Dataset records:
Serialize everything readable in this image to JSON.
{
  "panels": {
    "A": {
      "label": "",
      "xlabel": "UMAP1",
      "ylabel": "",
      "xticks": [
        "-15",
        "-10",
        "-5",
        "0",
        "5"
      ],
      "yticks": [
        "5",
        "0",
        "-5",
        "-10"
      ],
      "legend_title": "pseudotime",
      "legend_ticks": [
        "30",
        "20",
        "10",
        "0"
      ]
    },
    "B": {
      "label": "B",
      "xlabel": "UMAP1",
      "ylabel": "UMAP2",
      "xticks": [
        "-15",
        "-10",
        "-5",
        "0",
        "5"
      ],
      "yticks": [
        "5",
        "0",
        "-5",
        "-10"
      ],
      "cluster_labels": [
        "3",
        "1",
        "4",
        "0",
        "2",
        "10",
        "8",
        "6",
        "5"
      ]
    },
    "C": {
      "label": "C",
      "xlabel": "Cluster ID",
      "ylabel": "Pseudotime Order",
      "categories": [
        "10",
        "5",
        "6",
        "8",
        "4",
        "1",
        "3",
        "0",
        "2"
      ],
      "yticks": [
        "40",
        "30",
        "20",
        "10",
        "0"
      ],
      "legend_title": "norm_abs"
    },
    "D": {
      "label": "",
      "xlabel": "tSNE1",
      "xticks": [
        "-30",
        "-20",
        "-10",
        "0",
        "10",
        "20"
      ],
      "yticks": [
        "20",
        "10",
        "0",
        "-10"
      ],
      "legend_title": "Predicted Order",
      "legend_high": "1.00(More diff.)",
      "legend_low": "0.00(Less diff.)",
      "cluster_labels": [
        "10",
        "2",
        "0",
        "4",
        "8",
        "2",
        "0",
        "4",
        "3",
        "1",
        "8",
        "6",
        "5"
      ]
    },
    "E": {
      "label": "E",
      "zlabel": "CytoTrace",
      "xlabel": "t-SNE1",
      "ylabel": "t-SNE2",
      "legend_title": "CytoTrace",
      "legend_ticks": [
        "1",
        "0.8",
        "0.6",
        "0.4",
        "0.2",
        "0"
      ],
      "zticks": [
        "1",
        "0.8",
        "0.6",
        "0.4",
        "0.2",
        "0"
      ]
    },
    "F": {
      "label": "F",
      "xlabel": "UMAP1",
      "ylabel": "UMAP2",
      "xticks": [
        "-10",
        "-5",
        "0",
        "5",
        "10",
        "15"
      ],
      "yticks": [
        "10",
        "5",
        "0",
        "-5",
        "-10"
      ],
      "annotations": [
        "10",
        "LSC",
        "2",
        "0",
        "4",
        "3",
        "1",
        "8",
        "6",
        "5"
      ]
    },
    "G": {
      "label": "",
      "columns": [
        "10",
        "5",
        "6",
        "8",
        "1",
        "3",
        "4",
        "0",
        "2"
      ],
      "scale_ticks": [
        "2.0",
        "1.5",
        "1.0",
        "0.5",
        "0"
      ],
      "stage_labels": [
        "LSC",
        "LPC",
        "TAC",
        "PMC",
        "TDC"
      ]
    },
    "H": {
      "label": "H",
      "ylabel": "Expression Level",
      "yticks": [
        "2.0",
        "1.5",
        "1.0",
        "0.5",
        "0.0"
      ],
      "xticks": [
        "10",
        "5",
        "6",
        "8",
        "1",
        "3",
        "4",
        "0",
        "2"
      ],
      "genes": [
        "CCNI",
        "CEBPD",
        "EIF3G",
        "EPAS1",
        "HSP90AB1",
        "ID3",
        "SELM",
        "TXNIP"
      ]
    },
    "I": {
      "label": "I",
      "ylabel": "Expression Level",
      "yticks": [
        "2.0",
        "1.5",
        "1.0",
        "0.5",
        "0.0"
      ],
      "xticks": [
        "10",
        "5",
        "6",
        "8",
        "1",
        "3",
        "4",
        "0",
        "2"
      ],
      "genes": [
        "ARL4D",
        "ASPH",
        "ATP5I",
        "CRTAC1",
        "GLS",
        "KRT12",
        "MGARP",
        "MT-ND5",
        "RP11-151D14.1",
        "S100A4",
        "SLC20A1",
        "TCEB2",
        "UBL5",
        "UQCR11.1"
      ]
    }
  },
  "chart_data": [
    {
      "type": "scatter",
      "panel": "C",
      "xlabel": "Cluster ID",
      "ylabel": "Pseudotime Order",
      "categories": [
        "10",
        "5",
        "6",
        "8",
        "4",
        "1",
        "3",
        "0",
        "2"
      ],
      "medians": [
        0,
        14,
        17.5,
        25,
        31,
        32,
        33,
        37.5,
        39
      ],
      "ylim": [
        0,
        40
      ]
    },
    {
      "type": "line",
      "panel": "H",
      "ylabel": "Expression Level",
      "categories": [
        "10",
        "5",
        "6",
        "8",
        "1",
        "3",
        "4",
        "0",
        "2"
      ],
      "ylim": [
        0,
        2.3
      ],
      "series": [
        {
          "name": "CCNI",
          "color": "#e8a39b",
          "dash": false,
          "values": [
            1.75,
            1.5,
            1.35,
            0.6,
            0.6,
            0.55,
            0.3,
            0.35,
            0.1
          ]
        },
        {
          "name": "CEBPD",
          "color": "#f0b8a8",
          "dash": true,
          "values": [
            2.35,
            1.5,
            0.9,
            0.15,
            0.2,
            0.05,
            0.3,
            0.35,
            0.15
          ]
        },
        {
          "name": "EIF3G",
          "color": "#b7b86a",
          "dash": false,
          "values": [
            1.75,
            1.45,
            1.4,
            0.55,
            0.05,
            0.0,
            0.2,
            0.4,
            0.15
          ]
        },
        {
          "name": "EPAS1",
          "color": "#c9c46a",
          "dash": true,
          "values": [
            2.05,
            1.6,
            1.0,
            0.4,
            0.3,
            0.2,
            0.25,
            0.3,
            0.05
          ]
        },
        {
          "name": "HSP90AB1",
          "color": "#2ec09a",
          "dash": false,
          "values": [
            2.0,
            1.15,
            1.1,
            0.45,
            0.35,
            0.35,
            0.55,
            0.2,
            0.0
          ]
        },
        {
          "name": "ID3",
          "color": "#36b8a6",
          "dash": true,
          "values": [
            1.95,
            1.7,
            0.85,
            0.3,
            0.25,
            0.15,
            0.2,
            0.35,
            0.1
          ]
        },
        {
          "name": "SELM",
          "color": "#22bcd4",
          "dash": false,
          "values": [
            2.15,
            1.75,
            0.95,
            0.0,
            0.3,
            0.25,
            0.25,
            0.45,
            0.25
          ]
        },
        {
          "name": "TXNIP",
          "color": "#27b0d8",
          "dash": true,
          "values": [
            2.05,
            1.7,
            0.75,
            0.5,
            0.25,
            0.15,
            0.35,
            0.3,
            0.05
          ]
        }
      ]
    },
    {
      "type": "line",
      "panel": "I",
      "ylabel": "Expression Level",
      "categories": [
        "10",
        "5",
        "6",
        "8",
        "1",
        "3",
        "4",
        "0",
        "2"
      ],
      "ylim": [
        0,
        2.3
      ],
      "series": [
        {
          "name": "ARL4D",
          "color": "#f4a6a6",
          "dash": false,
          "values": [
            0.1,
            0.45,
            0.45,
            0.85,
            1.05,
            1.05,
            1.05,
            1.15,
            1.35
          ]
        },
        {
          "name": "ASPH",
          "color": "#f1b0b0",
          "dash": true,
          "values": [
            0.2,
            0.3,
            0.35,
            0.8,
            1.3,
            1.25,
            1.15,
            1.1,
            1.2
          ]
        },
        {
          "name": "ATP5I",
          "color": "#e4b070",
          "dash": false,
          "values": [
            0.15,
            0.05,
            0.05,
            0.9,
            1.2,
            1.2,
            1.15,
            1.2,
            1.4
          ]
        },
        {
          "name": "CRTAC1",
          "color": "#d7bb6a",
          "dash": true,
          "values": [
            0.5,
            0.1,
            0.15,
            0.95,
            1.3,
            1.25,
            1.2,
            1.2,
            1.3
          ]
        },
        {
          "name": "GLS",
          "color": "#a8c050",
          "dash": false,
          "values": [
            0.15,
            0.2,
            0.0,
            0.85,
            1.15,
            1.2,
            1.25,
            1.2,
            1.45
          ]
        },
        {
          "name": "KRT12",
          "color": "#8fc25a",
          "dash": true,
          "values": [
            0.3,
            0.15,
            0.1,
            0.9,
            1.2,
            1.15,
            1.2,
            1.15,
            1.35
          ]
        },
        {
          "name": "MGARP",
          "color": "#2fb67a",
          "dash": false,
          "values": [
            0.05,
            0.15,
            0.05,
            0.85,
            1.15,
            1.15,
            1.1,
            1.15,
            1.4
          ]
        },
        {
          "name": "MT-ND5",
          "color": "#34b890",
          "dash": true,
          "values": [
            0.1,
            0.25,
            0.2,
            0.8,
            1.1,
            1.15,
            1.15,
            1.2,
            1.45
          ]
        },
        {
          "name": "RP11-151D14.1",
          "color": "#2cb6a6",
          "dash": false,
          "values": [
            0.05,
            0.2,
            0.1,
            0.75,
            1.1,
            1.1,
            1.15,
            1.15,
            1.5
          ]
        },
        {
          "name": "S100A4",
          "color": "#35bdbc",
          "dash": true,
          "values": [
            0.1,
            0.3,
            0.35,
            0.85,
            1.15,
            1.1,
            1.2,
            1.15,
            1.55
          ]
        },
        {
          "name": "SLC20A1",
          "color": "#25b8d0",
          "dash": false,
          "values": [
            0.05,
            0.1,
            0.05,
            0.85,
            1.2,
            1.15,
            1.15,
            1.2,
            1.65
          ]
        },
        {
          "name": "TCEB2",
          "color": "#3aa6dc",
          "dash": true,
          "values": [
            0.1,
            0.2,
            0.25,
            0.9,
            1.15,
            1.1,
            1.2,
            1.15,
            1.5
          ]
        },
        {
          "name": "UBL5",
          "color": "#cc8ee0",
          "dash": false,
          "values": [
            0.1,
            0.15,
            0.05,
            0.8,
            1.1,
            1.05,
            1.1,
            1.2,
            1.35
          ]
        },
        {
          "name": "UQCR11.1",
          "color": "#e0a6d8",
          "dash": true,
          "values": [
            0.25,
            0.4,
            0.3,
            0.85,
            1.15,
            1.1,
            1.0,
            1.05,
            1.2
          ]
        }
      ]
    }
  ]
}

What you have to do: Locate and copy each line in the data above that includes the word "diff".

Answer box:
      "legend_high": "1.00(More diff.)",
      "legend_low": "0.00(Less diff.)",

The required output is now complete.